* Start Data shown *

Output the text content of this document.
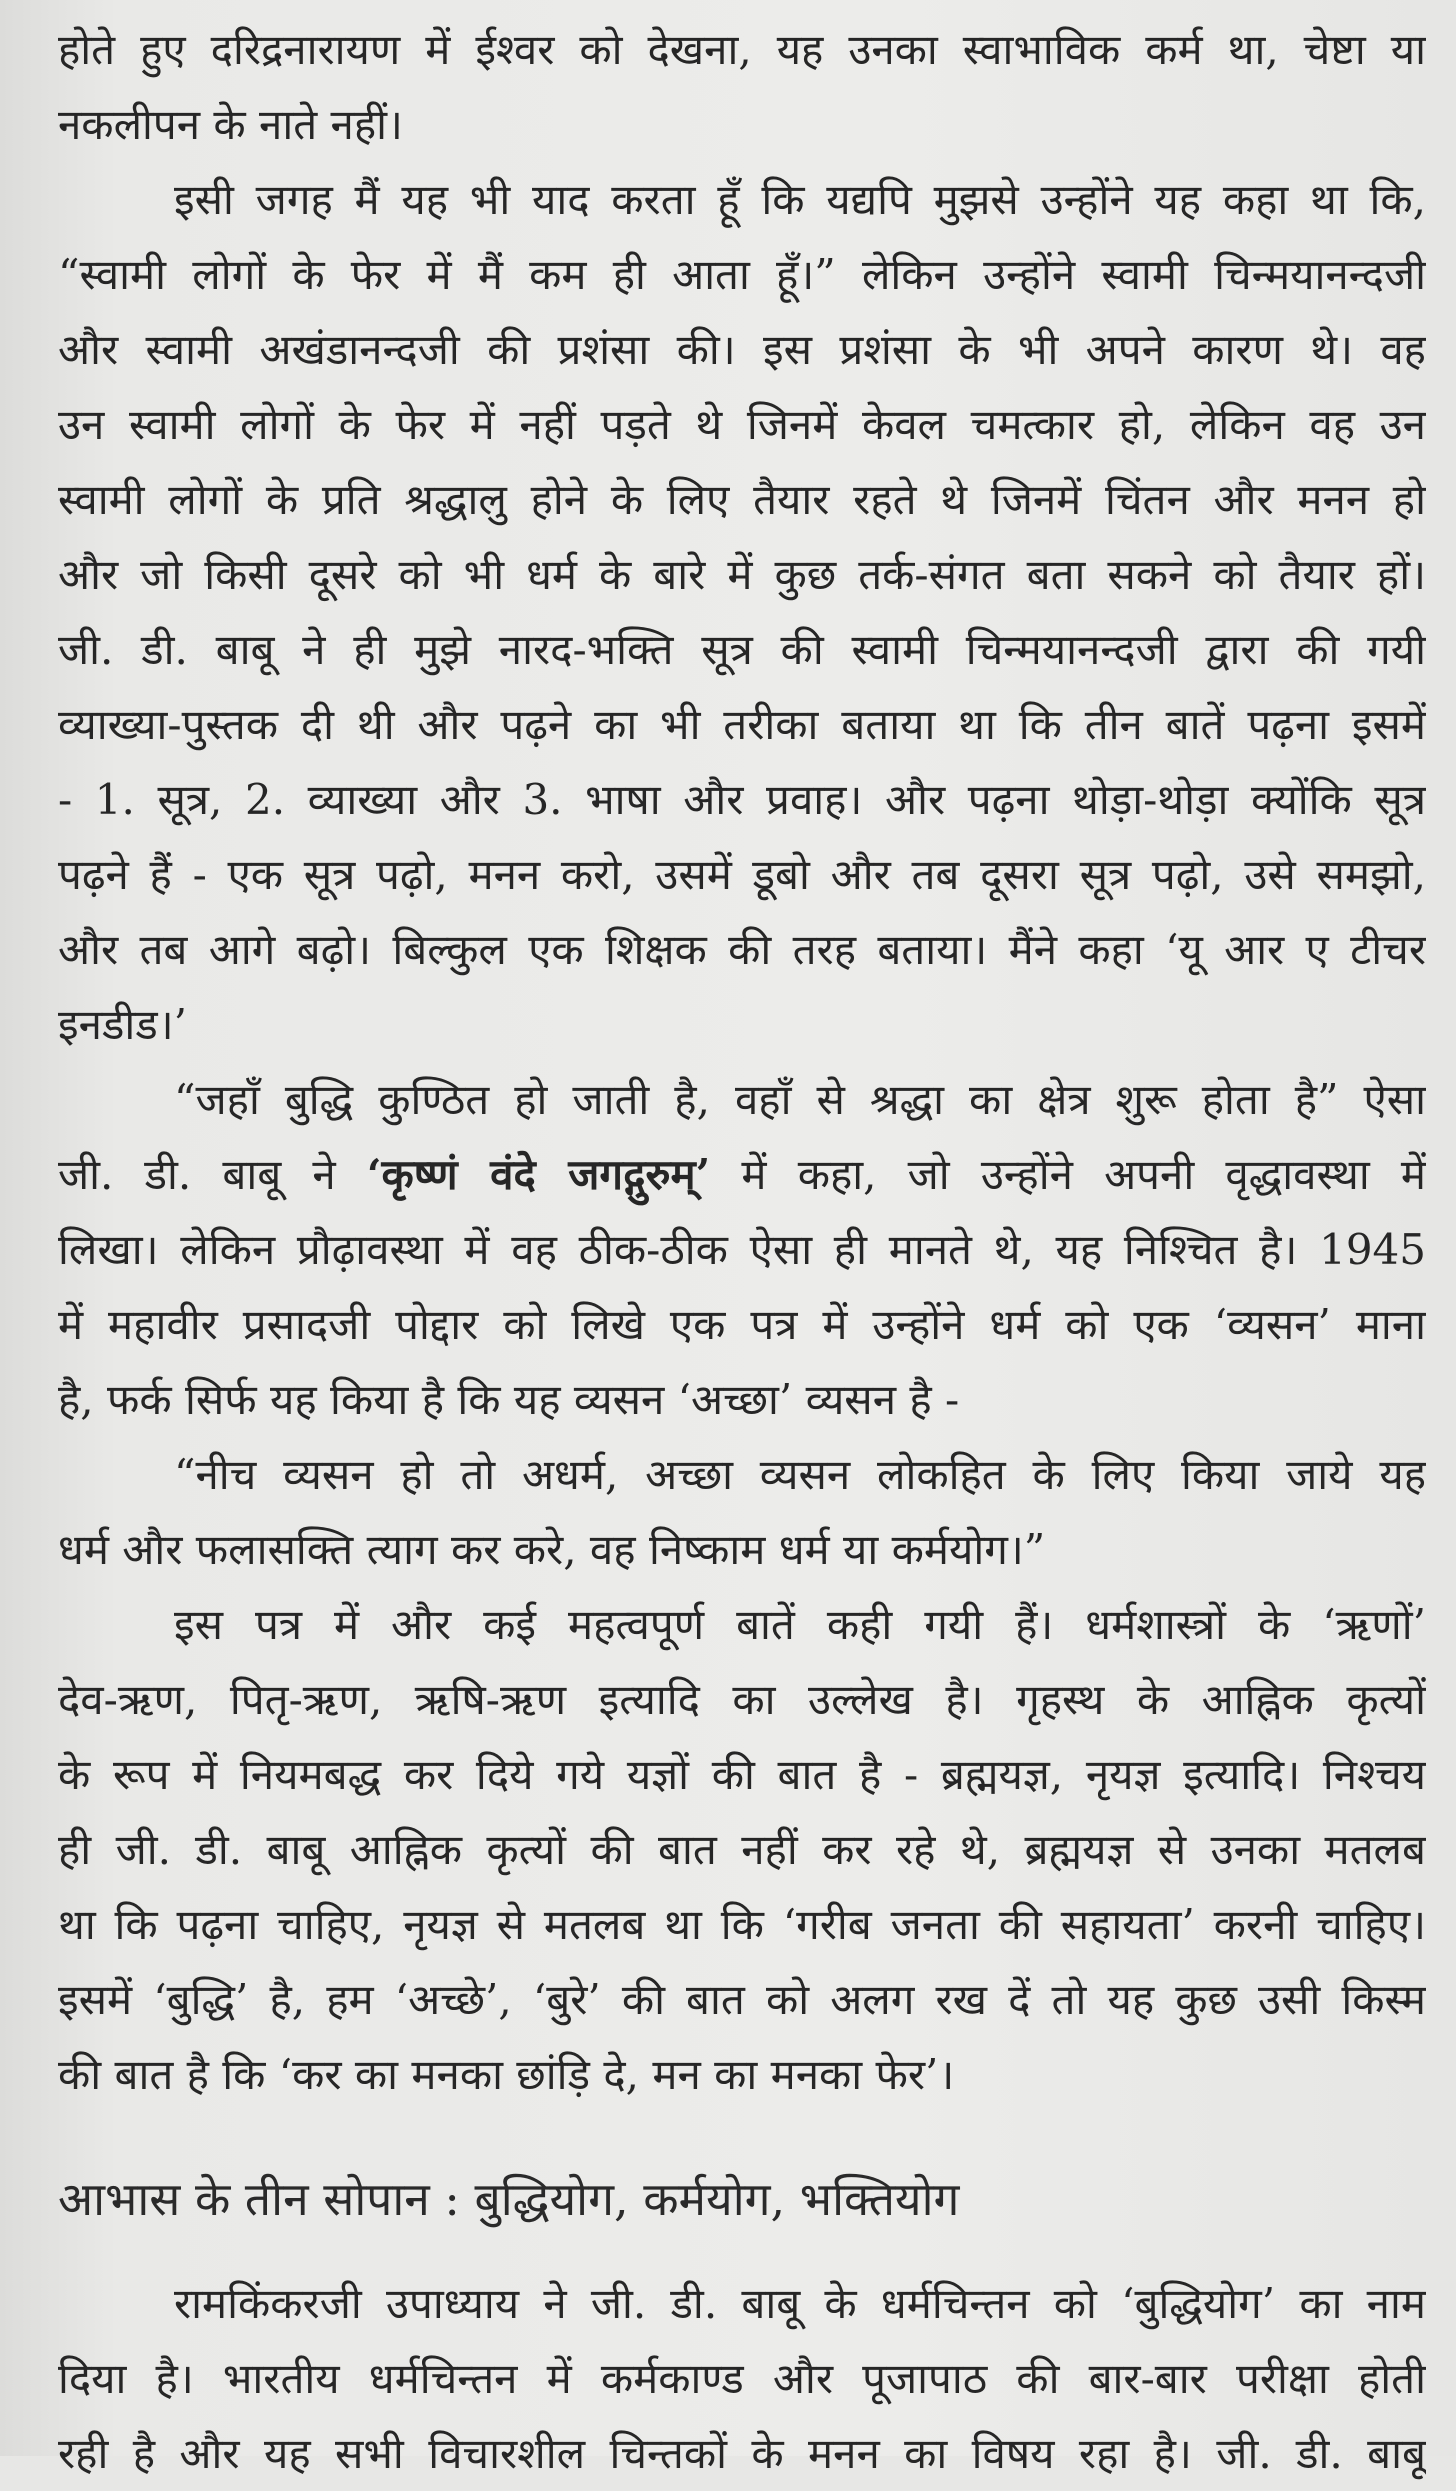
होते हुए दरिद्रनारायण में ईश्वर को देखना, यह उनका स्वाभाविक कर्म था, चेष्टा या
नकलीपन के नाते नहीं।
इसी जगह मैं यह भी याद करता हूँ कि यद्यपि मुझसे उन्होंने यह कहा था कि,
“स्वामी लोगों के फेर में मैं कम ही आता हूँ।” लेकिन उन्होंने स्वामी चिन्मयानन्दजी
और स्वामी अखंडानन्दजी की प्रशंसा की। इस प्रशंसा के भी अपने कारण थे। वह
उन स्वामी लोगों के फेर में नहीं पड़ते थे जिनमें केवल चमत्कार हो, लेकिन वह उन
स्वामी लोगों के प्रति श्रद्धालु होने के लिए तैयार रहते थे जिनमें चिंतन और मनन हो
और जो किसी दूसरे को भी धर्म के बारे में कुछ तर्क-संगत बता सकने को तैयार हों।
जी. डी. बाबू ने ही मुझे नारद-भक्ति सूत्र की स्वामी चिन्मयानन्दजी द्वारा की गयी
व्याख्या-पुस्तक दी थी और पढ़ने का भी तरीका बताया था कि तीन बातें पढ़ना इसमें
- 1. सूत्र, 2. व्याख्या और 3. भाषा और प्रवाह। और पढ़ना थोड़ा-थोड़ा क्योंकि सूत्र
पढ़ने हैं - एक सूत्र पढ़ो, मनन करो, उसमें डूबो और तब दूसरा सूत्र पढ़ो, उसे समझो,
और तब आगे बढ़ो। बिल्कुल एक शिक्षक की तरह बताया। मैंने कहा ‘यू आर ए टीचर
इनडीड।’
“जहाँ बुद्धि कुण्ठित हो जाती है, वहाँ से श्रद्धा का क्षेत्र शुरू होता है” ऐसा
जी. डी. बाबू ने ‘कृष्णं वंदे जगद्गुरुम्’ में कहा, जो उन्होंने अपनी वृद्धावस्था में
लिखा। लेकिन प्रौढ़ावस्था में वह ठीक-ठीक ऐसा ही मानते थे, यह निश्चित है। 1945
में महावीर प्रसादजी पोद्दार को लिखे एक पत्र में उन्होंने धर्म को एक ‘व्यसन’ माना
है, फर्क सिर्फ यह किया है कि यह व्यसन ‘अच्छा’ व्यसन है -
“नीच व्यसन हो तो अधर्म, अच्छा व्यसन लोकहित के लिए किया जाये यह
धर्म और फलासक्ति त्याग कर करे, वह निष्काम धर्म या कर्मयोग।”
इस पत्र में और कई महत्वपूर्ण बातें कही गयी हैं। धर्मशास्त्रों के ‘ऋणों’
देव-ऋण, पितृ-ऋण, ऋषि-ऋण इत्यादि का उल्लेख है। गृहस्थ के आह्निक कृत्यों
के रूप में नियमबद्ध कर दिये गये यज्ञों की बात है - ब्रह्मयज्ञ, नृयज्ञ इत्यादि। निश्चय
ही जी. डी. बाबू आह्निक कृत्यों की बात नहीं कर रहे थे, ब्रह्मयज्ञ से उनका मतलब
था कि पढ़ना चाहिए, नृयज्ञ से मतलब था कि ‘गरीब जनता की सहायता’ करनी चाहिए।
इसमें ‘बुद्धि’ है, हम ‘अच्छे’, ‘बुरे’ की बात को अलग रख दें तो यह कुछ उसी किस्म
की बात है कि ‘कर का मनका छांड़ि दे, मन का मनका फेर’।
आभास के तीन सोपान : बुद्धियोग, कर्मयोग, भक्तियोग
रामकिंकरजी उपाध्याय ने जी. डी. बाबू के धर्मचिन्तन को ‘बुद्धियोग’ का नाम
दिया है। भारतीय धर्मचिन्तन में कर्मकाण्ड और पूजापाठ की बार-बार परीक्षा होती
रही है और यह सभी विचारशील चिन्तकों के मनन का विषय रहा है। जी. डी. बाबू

* End Data shown *

*Objective*: Write the records out once more, exactly as they appear, with no pictures.

*Response to this exercise*:
Output the text content of this document.
होते हुए दरिद्रनारायण में ईश्वर को देखना, यह उनका स्वाभाविक कर्म था, चेष्टा या
नकलीपन के नाते नहीं।
इसी जगह मैं यह भी याद करता हूँ कि यद्यपि मुझसे उन्होंने यह कहा था कि,
“स्वामी लोगों के फेर में मैं कम ही आता हूँ।” लेकिन उन्होंने स्वामी चिन्मयानन्दजी
और स्वामी अखंडानन्दजी की प्रशंसा की। इस प्रशंसा के भी अपने कारण थे। वह
उन स्वामी लोगों के फेर में नहीं पड़ते थे जिनमें केवल चमत्कार हो, लेकिन वह उन
स्वामी लोगों के प्रति श्रद्धालु होने के लिए तैयार रहते थे जिनमें चिंतन और मनन हो
और जो किसी दूसरे को भी धर्म के बारे में कुछ तर्क-संगत बता सकने को तैयार हों।
जी. डी. बाबू ने ही मुझे नारद-भक्ति सूत्र की स्वामी चिन्मयानन्दजी द्वारा की गयी
व्याख्या-पुस्तक दी थी और पढ़ने का भी तरीका बताया था कि तीन बातें पढ़ना इसमें
- 1. सूत्र, 2. व्याख्या और 3. भाषा और प्रवाह। और पढ़ना थोड़ा-थोड़ा क्योंकि सूत्र
पढ़ने हैं - एक सूत्र पढ़ो, मनन करो, उसमें डूबो और तब दूसरा सूत्र पढ़ो, उसे समझो,
और तब आगे बढ़ो। बिल्कुल एक शिक्षक की तरह बताया। मैंने कहा ‘यू आर ए टीचर
इनडीड।’
“जहाँ बुद्धि कुण्ठित हो जाती है, वहाँ से श्रद्धा का क्षेत्र शुरू होता है” ऐसा
जी. डी. बाबू ने ‘कृष्णं वंदे जगद्गुरुम्’ में कहा, जो उन्होंने अपनी वृद्धावस्था में
लिखा। लेकिन प्रौढ़ावस्था में वह ठीक-ठीक ऐसा ही मानते थे, यह निश्चित है। 1945
में महावीर प्रसादजी पोद्दार को लिखे एक पत्र में उन्होंने धर्म को एक ‘व्यसन’ माना
है, फर्क सिर्फ यह किया है कि यह व्यसन ‘अच्छा’ व्यसन है -
“नीच व्यसन हो तो अधर्म, अच्छा व्यसन लोकहित के लिए किया जाये यह
धर्म और फलासक्ति त्याग कर करे, वह निष्काम धर्म या कर्मयोग।”
इस पत्र में और कई महत्वपूर्ण बातें कही गयी हैं। धर्मशास्त्रों के ‘ऋणों’
देव-ऋण, पितृ-ऋण, ऋषि-ऋण इत्यादि का उल्लेख है। गृहस्थ के आह्निक कृत्यों
के रूप में नियमबद्ध कर दिये गये यज्ञों की बात है - ब्रह्मयज्ञ, नृयज्ञ इत्यादि। निश्चय
ही जी. डी. बाबू आह्निक कृत्यों की बात नहीं कर रहे थे, ब्रह्मयज्ञ से उनका मतलब
था कि पढ़ना चाहिए, नृयज्ञ से मतलब था कि ‘गरीब जनता की सहायता’ करनी चाहिए।
इसमें ‘बुद्धि’ है, हम ‘अच्छे’, ‘बुरे’ की बात को अलग रख दें तो यह कुछ उसी किस्म
की बात है कि ‘कर का मनका छांड़ि दे, मन का मनका फेर’।
आभास के तीन सोपान : बुद्धियोग, कर्मयोग, भक्तियोग
रामकिंकरजी उपाध्याय ने जी. डी. बाबू के धर्मचिन्तन को ‘बुद्धियोग’ का नाम
दिया है। भारतीय धर्मचिन्तन में कर्मकाण्ड और पूजापाठ की बार-बार परीक्षा होती
रही है और यह सभी विचारशील चिन्तकों के मनन का विषय रहा है। जी. डी. बाबू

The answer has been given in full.